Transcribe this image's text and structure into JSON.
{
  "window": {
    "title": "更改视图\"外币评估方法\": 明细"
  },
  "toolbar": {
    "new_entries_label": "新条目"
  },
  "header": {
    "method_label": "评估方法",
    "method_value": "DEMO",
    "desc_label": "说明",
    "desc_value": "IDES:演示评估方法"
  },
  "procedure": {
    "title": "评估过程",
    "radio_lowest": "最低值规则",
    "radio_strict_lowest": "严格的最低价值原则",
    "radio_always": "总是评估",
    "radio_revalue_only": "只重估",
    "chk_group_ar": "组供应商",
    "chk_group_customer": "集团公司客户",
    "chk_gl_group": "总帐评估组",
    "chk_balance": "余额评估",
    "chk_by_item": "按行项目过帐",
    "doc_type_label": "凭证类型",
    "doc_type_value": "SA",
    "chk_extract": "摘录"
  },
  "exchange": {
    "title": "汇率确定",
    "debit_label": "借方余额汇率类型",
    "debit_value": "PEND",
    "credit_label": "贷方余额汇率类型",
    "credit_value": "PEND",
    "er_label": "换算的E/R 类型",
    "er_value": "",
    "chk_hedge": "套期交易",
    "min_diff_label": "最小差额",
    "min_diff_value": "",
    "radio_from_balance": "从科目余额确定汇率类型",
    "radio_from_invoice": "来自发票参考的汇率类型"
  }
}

_Task objective_
Reproduce every line above without error.

_Answer to the task_
Transcribe this image's text and structure into JSON.
{
  "window": {
    "title": "更改视图\"外币评估方法\": 明细"
  },
  "toolbar": {
    "new_entries_label": "新条目"
  },
  "header": {
    "method_label": "评估方法",
    "method_value": "DEMO",
    "desc_label": "说明",
    "desc_value": "IDES:演示评估方法"
  },
  "procedure": {
    "title": "评估过程",
    "radio_lowest": "最低值规则",
    "radio_strict_lowest": "严格的最低价值原则",
    "radio_always": "总是评估",
    "radio_revalue_only": "只重估",
    "chk_group_ar": "组供应商",
    "chk_group_customer": "集团公司客户",
    "chk_gl_group": "总帐评估组",
    "chk_balance": "余额评估",
    "chk_by_item": "按行项目过帐",
    "doc_type_label": "凭证类型",
    "doc_type_value": "SA",
    "chk_extract": "摘录"
  },
  "exchange": {
    "title": "汇率确定",
    "debit_label": "借方余额汇率类型",
    "debit_value": "PEND",
    "credit_label": "贷方余额汇率类型",
    "credit_value": "PEND",
    "er_label": "换算的E/R 类型",
    "er_value": "",
    "chk_hedge": "套期交易",
    "min_diff_label": "最小差额",
    "min_diff_value": "",
    "radio_from_balance": "从科目余额确定汇率类型",
    "radio_from_invoice": "来自发票参考的汇率类型"
  }
}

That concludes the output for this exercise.